# Task details
Tally the lines in these records that hold the string "title", and reply with the number alone.
─── Supplied records ───
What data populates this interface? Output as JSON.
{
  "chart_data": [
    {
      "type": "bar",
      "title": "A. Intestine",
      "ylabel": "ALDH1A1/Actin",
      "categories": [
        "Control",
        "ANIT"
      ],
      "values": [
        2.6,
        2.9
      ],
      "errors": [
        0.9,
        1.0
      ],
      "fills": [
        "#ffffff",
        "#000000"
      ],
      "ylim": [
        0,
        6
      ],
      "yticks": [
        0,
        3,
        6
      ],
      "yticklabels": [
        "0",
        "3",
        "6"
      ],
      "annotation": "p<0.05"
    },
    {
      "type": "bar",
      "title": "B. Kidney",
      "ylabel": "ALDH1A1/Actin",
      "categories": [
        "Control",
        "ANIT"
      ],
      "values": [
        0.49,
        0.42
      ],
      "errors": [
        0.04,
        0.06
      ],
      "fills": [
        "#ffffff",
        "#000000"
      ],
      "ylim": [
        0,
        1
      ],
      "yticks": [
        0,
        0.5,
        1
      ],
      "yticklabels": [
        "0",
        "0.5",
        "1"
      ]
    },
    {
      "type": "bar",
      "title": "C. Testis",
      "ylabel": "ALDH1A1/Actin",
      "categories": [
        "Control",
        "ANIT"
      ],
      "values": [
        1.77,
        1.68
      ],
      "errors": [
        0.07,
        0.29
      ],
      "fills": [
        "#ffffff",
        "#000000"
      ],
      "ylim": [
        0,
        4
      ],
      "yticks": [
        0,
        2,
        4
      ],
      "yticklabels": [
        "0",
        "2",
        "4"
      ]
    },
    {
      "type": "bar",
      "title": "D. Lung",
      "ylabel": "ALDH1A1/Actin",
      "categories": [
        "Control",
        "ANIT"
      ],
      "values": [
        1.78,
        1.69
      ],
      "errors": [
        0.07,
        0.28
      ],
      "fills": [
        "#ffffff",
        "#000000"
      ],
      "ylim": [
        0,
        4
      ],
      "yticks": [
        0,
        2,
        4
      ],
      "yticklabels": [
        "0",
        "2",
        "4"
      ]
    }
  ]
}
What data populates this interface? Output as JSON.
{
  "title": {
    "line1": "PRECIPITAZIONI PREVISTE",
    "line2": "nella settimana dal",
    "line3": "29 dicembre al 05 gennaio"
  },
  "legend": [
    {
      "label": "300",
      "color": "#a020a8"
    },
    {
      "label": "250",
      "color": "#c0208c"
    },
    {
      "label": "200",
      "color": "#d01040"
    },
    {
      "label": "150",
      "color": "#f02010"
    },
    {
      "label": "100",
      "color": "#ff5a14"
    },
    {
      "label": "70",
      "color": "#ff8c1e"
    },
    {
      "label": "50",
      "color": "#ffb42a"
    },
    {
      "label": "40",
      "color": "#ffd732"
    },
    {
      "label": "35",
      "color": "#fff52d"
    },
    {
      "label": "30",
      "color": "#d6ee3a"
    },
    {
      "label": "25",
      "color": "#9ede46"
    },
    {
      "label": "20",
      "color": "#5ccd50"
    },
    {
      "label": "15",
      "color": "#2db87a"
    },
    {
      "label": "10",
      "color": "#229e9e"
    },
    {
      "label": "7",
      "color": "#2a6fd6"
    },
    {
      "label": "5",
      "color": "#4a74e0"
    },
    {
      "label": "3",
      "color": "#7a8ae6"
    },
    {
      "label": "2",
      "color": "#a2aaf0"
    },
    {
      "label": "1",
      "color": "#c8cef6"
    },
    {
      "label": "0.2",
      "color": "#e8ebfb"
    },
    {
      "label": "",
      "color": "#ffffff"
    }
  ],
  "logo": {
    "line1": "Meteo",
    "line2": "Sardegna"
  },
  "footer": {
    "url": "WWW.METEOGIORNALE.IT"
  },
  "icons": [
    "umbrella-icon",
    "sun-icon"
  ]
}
───
# Complete response
5